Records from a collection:
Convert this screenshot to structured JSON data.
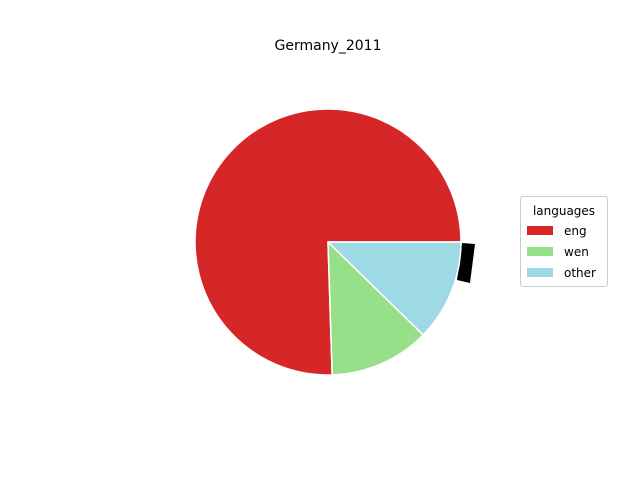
{
  "chart_data": {
    "type": "pie",
    "title": "Germany_2011",
    "labels": [
      "eng",
      "wen",
      "other"
    ],
    "values": [
      75.5,
      12.2,
      12.3
    ],
    "colors": [
      "#d62728",
      "#98df8a",
      "#9edae5"
    ],
    "legend": {
      "title": "languages",
      "placement": "right"
    },
    "start_angle_deg": 0,
    "direction": "counterclockwise"
  }
}
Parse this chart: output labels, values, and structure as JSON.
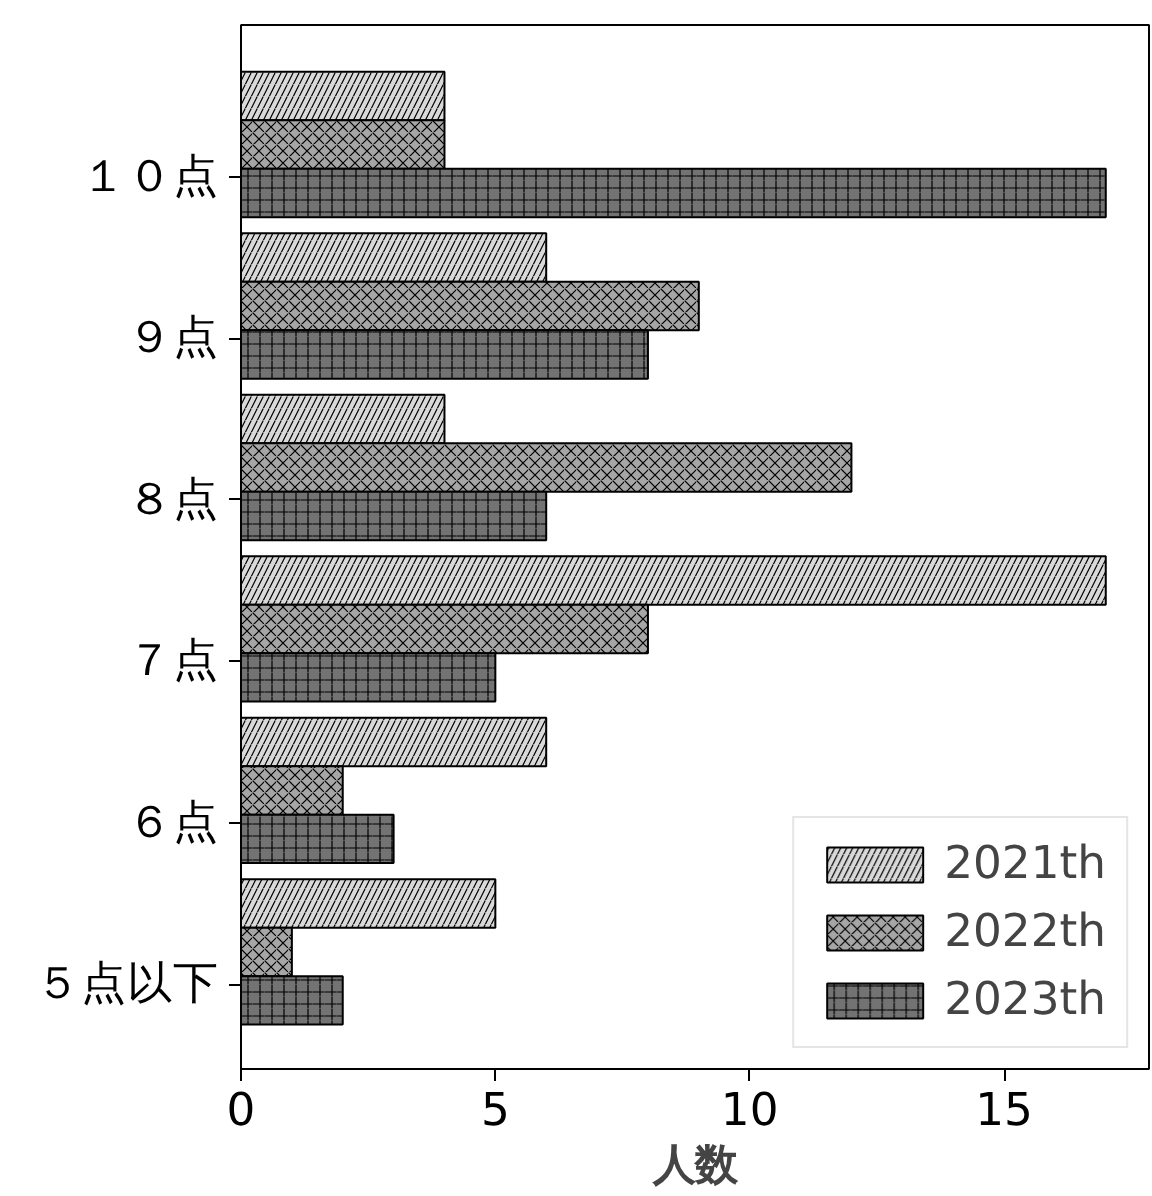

__Goal__: Reproduce the entries above without change, omitting all pictures.

__Solution to the problem__:
Convert this screenshot to structured JSON data.
{
  "chart_data": {
    "type": "pie",
    "title": "Germany_2011",
    "labels": [
      "eng",
      "wen",
      "other"
    ],
    "values": [
      75.5,
      12.2,
      12.3
    ],
    "colors": [
      "#d62728",
      "#98df8a",
      "#9edae5"
    ],
    "legend": {
      "title": "languages",
      "placement": "right"
    },
    "start_angle_deg": 0,
    "direction": "counterclockwise"
  }
}
Parse this chart: output labels, values, and structure as JSON.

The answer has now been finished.